▸ **GIVEN INSTRUCTION**: Report every line in the listing that contains the string "JSON".

[Start SUPPLIED DATA]

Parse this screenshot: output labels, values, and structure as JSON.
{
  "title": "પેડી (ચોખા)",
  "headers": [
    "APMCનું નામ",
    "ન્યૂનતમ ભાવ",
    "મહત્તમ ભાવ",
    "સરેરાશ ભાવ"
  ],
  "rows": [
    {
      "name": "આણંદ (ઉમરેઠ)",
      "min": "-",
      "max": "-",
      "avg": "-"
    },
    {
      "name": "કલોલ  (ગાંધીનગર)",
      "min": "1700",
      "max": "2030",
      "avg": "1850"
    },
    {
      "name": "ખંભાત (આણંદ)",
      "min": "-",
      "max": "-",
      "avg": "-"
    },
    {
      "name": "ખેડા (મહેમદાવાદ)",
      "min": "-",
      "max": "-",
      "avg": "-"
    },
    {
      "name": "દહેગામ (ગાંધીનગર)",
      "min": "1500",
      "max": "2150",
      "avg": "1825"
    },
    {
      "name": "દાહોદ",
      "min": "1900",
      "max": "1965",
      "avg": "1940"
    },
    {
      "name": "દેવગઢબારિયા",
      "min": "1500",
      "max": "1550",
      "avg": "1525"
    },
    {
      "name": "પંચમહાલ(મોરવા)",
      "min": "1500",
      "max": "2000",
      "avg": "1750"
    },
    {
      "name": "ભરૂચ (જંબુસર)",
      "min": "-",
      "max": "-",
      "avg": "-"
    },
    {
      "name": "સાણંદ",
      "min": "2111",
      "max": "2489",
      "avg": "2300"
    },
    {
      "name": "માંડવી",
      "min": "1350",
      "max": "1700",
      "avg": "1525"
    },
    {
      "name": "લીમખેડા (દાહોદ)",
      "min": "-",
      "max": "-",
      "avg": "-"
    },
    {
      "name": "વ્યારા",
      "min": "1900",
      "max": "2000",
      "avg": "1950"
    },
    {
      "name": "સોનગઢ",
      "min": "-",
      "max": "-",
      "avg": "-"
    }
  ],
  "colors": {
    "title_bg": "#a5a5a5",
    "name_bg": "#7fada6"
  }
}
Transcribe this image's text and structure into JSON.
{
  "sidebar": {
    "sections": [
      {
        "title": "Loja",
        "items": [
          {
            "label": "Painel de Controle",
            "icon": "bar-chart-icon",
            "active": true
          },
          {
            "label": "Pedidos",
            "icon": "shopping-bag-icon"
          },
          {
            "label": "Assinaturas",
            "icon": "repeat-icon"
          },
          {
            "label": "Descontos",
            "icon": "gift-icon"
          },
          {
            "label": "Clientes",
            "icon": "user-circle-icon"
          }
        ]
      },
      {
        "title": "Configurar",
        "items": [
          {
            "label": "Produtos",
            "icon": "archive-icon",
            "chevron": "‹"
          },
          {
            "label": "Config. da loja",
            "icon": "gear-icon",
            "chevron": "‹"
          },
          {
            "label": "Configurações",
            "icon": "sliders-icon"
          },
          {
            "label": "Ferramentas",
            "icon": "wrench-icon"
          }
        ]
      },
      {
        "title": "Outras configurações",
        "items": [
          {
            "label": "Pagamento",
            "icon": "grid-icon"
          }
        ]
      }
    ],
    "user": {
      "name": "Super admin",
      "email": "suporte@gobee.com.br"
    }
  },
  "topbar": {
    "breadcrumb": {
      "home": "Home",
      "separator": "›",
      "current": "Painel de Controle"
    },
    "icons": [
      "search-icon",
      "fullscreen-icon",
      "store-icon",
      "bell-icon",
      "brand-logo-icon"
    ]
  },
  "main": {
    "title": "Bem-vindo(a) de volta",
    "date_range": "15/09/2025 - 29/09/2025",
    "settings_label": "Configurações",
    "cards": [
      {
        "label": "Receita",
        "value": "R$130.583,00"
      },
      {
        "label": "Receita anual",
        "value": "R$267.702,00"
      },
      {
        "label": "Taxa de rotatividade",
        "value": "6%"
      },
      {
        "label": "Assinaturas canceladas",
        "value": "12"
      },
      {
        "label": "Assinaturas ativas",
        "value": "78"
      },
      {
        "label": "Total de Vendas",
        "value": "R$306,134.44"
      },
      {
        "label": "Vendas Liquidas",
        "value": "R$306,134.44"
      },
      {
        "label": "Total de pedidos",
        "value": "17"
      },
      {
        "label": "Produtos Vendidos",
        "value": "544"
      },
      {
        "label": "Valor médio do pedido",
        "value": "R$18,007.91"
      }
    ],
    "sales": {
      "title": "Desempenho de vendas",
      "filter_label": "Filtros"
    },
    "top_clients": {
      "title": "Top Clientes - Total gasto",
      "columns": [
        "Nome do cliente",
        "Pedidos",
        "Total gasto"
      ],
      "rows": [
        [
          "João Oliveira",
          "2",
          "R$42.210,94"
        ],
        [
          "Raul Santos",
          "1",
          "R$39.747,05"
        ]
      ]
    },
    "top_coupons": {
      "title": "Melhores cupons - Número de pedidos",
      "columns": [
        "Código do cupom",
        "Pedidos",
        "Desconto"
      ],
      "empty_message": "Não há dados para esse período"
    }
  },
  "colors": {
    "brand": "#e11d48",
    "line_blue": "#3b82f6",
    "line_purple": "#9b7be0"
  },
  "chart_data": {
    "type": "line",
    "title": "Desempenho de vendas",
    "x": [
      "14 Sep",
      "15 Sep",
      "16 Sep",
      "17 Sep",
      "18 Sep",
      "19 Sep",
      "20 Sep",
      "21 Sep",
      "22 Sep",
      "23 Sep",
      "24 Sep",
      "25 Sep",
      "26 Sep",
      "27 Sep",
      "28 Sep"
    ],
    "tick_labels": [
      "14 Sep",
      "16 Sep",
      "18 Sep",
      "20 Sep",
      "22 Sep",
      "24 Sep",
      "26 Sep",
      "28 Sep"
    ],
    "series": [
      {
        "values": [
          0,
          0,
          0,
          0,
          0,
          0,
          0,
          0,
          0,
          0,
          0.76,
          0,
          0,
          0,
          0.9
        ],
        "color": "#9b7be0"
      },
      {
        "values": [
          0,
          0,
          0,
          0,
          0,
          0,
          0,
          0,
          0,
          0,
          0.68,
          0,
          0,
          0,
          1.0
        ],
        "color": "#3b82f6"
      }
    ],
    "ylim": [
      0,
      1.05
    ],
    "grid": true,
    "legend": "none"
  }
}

[End SUPPLIED DATA]

▸ **RESULT BELOW**:
Parse this screenshot: output labels, values, and structure as JSON.
Transcribe this image's text and structure into JSON.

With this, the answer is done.